TASK: Return only the line that contains "Output a JSON" and each line after it, through the last line of the data below, copied exactly.

DATA FOR THE TASK:
start

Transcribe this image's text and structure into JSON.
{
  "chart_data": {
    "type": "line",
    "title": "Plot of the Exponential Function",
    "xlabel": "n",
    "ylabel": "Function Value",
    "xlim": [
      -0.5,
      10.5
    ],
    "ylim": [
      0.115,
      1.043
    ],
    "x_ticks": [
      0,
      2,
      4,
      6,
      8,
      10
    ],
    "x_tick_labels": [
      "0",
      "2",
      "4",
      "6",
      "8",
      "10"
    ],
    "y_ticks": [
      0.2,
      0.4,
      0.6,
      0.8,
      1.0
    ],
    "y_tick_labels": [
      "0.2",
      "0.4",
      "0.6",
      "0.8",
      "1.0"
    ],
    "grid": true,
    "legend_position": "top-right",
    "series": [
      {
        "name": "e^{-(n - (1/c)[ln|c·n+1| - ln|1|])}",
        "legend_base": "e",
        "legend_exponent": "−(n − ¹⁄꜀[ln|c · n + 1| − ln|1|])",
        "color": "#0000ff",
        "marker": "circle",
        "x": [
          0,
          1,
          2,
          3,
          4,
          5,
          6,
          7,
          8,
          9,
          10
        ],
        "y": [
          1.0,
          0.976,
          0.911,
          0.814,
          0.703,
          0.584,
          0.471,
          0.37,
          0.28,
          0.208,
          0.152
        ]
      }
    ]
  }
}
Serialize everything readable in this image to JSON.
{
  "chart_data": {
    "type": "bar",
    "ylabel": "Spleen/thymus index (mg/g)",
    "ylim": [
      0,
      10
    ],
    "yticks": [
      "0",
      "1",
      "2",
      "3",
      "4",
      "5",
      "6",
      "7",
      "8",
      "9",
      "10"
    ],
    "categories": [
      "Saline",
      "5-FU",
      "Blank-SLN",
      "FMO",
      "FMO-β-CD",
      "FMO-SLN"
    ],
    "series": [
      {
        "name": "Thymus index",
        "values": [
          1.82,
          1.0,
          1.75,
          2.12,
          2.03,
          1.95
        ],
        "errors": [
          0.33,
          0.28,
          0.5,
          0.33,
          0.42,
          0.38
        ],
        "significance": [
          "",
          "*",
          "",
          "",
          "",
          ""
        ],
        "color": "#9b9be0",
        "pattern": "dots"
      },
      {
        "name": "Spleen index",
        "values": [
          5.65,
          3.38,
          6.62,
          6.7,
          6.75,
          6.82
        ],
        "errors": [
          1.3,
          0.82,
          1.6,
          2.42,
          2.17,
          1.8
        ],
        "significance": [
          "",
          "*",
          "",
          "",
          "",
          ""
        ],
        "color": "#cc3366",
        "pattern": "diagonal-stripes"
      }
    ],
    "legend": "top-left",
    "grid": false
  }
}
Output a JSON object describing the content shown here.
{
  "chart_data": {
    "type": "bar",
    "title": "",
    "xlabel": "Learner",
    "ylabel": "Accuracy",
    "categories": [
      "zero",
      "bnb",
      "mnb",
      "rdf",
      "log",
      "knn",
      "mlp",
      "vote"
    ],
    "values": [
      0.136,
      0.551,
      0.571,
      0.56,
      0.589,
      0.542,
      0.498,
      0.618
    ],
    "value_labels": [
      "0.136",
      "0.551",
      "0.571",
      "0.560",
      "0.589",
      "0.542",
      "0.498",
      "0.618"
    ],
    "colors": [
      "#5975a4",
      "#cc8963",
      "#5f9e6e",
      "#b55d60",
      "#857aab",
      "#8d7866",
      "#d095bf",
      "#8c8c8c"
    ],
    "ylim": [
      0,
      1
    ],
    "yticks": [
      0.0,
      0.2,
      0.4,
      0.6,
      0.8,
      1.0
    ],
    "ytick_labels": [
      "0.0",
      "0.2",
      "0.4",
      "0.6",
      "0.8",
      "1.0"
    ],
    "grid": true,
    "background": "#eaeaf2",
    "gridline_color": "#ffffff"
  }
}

end

FULL SOLUTION:
Output a JSON object describing the content shown here.
{
  "chart_data": {
    "type": "bar",
    "title": "",
    "xlabel": "Learner",
    "ylabel": "Accuracy",
    "categories": [
      "zero",
      "bnb",
      "mnb",
      "rdf",
      "log",
      "knn",
      "mlp",
      "vote"
    ],
    "values": [
      0.136,
      0.551,
      0.571,
      0.56,
      0.589,
      0.542,
      0.498,
      0.618
    ],
    "value_labels": [
      "0.136",
      "0.551",
      "0.571",
      "0.560",
      "0.589",
      "0.542",
      "0.498",
      "0.618"
    ],
    "colors": [
      "#5975a4",
      "#cc8963",
      "#5f9e6e",
      "#b55d60",
      "#857aab",
      "#8d7866",
      "#d095bf",
      "#8c8c8c"
    ],
    "ylim": [
      0,
      1
    ],
    "yticks": [
      0.0,
      0.2,
      0.4,
      0.6,
      0.8,
      1.0
    ],
    "ytick_labels": [
      "0.0",
      "0.2",
      "0.4",
      "0.6",
      "0.8",
      "1.0"
    ],
    "grid": true,
    "background": "#eaeaf2",
    "gridline_color": "#ffffff"
  }
}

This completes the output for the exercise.